##### INPUT ROWS
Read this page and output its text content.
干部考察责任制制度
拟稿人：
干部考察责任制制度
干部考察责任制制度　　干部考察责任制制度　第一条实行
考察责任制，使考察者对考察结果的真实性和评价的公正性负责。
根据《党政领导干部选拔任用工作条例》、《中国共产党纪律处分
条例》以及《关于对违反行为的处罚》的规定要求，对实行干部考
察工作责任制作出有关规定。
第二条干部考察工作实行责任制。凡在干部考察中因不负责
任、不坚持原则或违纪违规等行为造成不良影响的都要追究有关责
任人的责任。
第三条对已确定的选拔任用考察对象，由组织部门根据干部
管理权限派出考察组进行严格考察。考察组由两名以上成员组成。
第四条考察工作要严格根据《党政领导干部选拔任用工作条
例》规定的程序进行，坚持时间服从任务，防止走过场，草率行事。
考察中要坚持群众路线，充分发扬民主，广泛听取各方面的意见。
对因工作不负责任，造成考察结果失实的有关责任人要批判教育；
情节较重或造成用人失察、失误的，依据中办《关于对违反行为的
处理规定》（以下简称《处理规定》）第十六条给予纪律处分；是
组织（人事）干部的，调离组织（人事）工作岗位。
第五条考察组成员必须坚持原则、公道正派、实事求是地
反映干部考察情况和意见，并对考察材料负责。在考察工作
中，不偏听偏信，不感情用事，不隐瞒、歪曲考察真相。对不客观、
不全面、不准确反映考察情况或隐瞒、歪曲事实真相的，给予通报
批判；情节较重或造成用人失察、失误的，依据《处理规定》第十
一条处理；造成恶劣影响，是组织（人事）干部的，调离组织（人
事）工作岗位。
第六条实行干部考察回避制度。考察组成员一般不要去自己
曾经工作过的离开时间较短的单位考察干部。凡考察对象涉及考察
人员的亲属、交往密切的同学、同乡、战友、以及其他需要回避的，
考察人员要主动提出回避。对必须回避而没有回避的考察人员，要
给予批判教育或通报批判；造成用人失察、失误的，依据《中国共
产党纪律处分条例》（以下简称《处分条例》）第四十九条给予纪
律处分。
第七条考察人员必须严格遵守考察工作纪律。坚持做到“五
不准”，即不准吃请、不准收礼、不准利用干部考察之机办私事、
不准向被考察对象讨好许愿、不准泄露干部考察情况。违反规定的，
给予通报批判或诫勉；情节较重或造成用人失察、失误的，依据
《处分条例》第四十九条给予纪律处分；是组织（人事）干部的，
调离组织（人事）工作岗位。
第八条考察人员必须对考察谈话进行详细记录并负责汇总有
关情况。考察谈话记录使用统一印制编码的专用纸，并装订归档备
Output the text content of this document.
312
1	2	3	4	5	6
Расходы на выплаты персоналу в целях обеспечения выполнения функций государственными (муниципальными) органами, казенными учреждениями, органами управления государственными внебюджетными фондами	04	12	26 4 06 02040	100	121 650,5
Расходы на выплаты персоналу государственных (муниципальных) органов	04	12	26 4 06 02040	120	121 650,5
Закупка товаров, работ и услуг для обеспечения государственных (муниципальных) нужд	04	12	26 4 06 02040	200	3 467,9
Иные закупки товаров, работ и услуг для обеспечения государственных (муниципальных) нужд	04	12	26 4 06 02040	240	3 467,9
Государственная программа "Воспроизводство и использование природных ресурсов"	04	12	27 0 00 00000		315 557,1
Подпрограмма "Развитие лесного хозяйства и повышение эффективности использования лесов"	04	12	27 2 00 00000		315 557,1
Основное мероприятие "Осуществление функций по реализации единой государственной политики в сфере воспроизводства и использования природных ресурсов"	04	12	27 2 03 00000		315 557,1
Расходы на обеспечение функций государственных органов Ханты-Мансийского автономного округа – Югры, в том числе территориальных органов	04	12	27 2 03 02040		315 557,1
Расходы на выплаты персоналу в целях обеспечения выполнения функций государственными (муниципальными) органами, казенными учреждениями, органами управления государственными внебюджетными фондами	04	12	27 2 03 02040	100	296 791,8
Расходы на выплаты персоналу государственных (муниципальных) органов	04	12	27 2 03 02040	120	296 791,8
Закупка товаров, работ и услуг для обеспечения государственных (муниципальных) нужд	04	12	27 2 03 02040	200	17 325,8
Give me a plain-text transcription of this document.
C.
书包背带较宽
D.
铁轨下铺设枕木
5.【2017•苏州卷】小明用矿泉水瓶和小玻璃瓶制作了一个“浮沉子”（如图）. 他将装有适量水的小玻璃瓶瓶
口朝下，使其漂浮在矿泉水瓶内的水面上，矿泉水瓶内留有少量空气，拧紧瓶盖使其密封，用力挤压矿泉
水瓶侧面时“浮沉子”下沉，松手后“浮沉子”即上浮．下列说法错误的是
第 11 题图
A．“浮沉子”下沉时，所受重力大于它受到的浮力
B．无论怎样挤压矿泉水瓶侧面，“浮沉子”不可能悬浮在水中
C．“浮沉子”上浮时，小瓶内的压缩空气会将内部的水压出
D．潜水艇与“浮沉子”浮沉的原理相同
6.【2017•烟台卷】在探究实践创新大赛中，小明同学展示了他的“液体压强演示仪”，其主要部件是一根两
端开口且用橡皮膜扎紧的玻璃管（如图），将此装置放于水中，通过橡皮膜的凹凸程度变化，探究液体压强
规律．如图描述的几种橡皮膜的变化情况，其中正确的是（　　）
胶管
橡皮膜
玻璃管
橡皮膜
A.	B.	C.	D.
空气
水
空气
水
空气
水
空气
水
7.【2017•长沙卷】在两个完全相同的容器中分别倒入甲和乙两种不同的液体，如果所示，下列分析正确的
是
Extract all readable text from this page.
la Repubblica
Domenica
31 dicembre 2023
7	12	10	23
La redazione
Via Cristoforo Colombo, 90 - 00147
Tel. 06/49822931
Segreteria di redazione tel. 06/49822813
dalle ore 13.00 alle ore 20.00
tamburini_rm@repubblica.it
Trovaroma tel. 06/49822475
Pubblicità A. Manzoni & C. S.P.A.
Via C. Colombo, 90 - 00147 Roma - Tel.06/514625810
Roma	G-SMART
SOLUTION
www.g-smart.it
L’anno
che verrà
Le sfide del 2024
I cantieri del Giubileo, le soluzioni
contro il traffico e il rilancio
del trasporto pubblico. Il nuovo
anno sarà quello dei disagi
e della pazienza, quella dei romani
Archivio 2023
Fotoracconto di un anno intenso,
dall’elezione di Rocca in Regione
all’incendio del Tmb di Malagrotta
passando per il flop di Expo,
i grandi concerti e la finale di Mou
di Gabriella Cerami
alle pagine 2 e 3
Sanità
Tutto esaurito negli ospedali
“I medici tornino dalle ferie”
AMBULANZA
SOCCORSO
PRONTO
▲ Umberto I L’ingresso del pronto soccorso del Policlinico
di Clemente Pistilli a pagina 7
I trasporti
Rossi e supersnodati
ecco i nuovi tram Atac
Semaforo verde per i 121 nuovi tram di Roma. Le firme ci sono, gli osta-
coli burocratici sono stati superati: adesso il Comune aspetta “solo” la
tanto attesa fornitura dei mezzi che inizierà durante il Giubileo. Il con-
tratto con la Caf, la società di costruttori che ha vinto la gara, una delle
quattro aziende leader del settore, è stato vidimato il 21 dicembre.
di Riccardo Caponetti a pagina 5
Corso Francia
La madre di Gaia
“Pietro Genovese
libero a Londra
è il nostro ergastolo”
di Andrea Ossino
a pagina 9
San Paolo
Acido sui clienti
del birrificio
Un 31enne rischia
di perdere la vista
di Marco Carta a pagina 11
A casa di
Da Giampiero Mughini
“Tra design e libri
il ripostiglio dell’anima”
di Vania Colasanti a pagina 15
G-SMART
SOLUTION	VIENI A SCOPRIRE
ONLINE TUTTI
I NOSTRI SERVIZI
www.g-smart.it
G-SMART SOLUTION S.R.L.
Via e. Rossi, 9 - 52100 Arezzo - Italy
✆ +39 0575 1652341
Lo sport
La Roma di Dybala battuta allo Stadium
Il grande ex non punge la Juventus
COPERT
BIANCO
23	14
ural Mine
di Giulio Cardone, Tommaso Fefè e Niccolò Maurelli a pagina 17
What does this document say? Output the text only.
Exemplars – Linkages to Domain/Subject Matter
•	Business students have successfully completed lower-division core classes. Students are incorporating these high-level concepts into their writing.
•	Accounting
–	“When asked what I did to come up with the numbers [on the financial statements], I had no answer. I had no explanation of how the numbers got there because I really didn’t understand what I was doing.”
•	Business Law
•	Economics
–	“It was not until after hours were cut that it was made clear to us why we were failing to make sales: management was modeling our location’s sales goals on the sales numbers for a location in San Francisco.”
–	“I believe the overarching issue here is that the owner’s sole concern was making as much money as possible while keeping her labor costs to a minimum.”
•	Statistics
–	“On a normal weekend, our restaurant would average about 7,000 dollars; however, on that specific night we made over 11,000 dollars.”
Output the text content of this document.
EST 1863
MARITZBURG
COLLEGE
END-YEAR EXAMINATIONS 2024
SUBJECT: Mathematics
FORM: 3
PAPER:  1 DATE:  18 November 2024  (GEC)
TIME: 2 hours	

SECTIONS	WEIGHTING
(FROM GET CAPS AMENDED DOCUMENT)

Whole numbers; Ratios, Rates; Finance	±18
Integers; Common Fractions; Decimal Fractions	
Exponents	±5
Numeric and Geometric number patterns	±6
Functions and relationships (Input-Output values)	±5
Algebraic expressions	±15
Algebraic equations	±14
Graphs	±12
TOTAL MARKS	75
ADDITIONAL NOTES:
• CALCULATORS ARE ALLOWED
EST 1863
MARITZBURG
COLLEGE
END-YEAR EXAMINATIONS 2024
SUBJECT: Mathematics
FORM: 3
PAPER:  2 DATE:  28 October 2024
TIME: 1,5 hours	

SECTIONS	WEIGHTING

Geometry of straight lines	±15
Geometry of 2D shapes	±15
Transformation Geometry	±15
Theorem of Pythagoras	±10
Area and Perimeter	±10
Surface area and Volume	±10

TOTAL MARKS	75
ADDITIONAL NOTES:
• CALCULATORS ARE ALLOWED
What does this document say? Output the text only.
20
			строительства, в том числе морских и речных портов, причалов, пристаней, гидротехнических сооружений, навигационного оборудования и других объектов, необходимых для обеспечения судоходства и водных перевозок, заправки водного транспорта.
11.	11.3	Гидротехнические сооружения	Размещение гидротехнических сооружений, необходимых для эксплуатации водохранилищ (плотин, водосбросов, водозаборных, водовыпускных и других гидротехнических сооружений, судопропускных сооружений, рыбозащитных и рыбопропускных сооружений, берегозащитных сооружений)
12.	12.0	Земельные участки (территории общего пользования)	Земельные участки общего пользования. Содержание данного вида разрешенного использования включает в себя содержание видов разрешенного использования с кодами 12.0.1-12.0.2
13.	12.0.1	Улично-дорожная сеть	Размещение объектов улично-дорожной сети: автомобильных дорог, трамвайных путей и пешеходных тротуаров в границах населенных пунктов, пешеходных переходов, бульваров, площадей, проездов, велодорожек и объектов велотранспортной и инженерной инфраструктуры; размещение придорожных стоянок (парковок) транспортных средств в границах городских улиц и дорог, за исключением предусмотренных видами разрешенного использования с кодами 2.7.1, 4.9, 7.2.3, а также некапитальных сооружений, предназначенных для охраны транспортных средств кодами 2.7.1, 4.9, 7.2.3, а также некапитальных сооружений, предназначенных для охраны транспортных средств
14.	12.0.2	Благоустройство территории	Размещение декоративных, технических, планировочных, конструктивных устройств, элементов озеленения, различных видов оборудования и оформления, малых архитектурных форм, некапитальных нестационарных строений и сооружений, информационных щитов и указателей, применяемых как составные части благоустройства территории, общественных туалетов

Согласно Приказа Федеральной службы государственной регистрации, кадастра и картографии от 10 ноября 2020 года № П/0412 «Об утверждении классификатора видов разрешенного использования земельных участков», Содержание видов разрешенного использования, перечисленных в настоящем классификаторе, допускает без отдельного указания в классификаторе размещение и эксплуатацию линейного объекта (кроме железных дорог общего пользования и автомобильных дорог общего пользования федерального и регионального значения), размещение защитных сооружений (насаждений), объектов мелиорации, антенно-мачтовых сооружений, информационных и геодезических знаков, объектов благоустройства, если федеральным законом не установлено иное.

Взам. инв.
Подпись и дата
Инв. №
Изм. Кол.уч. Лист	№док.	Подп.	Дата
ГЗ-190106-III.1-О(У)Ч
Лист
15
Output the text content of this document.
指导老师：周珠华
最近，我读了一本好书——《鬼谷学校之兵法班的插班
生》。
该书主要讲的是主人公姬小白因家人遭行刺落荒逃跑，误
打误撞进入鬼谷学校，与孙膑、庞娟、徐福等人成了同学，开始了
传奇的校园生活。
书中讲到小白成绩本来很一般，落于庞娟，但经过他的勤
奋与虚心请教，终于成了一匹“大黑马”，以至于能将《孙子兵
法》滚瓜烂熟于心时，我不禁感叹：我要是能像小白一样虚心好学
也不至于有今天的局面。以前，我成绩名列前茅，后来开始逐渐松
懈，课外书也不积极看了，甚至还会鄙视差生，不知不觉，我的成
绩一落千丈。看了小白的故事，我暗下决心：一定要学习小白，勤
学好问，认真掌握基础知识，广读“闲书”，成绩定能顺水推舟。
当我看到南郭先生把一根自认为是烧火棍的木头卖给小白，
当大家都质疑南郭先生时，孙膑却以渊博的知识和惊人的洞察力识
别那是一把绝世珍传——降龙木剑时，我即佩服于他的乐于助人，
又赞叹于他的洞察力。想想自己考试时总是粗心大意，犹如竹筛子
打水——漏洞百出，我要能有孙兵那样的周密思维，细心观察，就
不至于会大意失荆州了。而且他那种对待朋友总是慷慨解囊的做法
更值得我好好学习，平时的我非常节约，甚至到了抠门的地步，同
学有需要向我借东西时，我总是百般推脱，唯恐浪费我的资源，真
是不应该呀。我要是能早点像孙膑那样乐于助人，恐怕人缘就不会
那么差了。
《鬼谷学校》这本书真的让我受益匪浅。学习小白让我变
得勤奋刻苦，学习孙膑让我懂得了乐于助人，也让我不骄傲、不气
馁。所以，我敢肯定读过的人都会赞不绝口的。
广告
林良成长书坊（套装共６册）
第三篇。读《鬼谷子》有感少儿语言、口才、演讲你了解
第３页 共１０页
##########
#### REQUIREMENTS
Tally the lines holding the string "оборудования" and give only the count.

#### RESPONSE TO THIS EXERCISE
2